* To be done:
Repeat the entire listing exactly.

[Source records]
──────────

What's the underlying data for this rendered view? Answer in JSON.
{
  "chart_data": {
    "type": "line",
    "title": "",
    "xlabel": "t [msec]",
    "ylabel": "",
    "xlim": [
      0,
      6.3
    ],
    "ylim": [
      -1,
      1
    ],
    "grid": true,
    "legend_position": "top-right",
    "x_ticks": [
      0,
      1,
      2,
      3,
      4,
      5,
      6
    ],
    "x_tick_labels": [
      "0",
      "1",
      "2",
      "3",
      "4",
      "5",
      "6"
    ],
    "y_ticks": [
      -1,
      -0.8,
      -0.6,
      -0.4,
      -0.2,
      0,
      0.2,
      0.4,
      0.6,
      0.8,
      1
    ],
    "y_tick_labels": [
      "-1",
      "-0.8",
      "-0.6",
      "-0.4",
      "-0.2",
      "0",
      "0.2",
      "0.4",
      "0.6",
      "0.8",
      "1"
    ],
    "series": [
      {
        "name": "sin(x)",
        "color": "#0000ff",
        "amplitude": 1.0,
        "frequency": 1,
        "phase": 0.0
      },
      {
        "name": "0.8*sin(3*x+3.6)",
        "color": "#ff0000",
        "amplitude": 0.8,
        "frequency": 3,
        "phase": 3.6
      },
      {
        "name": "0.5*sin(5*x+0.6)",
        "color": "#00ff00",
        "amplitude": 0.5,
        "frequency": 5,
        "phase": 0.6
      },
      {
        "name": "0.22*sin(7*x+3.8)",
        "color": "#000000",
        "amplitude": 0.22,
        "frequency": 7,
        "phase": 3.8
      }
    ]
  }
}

──────────

* Result of the task:
What's the underlying data for this rendered view? Answer in JSON.
{
  "chart_data": {
    "type": "line",
    "title": "",
    "xlabel": "t [msec]",
    "ylabel": "",
    "xlim": [
      0,
      6.3
    ],
    "ylim": [
      -1,
      1
    ],
    "grid": true,
    "legend_position": "top-right",
    "x_ticks": [
      0,
      1,
      2,
      3,
      4,
      5,
      6
    ],
    "x_tick_labels": [
      "0",
      "1",
      "2",
      "3",
      "4",
      "5",
      "6"
    ],
    "y_ticks": [
      -1,
      -0.8,
      -0.6,
      -0.4,
      -0.2,
      0,
      0.2,
      0.4,
      0.6,
      0.8,
      1
    ],
    "y_tick_labels": [
      "-1",
      "-0.8",
      "-0.6",
      "-0.4",
      "-0.2",
      "0",
      "0.2",
      "0.4",
      "0.6",
      "0.8",
      "1"
    ],
    "series": [
      {
        "name": "sin(x)",
        "color": "#0000ff",
        "amplitude": 1.0,
        "frequency": 1,
        "phase": 0.0
      },
      {
        "name": "0.8*sin(3*x+3.6)",
        "color": "#ff0000",
        "amplitude": 0.8,
        "frequency": 3,
        "phase": 3.6
      },
      {
        "name": "0.5*sin(5*x+0.6)",
        "color": "#00ff00",
        "amplitude": 0.5,
        "frequency": 5,
        "phase": 0.6
      },
      {
        "name": "0.22*sin(7*x+3.8)",
        "color": "#000000",
        "amplitude": 0.22,
        "frequency": 7,
        "phase": 3.8
      }
    ]
  }
}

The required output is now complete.